(Saved entries)
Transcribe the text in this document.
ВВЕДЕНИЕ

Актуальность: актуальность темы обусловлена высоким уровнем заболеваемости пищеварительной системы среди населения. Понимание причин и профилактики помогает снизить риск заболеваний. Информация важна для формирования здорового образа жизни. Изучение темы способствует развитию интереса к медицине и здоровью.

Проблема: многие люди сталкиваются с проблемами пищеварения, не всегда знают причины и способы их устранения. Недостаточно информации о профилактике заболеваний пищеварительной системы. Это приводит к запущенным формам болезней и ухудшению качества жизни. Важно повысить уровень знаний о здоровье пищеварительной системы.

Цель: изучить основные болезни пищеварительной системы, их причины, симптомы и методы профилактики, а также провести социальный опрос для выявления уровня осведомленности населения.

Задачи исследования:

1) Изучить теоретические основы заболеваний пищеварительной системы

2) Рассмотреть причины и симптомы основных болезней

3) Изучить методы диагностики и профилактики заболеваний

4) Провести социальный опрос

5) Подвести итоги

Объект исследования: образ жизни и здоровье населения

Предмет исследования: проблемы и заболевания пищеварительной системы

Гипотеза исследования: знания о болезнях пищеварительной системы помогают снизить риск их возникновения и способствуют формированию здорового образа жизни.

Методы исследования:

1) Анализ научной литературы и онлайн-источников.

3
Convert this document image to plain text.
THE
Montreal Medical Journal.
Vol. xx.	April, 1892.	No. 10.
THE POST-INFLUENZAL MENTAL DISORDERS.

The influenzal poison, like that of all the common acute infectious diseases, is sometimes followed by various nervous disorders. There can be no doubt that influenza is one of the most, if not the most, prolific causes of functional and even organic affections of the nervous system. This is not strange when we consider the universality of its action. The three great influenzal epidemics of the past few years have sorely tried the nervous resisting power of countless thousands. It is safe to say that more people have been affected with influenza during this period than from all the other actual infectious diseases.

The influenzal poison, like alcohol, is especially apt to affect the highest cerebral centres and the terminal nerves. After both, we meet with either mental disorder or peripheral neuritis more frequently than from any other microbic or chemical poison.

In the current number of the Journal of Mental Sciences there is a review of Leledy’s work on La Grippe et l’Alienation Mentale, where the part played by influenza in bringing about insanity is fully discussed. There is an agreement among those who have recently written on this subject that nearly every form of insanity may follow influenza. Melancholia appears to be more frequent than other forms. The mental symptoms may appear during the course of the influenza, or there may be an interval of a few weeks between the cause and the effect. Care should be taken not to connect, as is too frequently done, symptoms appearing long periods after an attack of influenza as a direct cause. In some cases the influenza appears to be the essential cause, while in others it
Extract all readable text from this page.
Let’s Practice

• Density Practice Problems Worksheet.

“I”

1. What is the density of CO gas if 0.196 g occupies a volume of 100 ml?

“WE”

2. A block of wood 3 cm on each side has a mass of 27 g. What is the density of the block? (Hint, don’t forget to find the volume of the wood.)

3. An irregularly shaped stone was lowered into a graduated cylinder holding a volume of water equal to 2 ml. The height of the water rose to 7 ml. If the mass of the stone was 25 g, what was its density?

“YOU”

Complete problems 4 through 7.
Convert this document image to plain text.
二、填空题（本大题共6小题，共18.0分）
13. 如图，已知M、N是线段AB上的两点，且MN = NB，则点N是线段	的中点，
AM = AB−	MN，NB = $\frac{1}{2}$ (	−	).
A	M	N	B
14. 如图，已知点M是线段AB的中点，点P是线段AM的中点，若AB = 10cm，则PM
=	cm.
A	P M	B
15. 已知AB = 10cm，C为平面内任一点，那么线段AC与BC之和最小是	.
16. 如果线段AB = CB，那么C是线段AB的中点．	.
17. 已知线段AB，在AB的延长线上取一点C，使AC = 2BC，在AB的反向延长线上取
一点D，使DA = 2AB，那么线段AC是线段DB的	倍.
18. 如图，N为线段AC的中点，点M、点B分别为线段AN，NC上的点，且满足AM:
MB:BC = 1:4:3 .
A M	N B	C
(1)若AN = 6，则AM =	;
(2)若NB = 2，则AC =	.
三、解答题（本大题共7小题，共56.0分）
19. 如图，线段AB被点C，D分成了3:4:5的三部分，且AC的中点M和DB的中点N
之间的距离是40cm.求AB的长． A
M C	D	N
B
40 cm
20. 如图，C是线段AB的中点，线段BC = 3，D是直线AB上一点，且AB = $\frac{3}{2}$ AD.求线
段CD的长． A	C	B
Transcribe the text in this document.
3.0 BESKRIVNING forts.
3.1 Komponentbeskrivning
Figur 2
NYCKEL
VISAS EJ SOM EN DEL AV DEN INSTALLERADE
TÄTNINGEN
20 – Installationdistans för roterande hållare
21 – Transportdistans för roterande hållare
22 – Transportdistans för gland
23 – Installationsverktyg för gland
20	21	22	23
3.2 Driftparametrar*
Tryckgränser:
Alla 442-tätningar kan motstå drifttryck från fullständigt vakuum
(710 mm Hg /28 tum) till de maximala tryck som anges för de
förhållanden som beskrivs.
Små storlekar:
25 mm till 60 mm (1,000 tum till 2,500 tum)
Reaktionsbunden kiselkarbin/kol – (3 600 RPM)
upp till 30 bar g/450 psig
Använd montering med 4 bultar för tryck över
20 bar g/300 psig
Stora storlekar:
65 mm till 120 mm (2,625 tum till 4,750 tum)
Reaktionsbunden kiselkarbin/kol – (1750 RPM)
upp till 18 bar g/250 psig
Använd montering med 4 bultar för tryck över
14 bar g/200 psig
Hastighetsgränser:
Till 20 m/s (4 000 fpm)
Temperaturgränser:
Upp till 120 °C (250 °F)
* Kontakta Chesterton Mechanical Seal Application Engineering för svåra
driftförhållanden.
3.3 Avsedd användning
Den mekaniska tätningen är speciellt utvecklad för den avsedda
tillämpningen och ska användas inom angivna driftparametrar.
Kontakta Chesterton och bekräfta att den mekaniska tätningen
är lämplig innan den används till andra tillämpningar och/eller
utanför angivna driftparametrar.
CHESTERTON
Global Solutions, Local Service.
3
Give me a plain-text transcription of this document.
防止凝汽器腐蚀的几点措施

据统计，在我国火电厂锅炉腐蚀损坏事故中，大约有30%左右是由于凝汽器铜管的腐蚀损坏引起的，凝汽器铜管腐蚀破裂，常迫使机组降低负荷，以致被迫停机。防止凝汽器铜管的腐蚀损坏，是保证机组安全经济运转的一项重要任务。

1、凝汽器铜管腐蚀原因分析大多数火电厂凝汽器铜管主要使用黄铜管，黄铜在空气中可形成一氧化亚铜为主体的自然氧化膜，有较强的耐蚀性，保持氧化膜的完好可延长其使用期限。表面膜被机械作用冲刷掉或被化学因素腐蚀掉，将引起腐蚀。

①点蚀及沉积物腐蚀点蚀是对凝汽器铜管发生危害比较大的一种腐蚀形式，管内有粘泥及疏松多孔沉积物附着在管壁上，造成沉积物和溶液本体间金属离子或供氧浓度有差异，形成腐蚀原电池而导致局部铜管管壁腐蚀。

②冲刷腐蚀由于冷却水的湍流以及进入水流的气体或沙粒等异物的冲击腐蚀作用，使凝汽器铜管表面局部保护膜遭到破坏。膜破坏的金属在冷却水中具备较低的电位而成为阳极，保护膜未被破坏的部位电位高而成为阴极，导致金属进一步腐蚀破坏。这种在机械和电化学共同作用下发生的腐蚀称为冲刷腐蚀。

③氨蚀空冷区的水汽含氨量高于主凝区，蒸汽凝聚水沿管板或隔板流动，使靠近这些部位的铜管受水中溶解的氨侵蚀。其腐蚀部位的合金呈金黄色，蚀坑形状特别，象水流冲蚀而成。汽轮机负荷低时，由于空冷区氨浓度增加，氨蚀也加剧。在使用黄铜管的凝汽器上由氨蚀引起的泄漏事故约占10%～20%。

Exercise objective — In the material above, how many lines hold the word "roterande"? Say only the number.

Solution below — 2